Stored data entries
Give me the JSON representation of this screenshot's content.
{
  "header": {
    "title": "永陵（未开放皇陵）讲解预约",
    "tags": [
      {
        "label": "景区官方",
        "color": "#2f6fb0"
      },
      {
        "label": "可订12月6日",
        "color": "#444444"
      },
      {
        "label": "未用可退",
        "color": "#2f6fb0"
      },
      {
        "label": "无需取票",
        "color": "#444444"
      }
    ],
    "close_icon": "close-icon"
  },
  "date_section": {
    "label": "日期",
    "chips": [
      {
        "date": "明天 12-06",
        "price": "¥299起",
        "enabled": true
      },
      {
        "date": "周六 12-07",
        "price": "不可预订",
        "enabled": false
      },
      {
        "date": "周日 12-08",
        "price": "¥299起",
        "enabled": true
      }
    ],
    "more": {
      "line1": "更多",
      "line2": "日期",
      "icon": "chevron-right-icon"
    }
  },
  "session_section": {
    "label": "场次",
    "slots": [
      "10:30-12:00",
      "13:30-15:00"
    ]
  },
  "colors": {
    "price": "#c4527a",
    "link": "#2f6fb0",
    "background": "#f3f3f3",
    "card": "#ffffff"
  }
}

#### Given exercise
Copy every line of the listing containing the string "label".

#### Expected answer
        "label": "景区官方",
        "label": "可订12月6日",
        "label": "未用可退",
        "label": "无需取票",
    "label": "日期",
    "label": "场次",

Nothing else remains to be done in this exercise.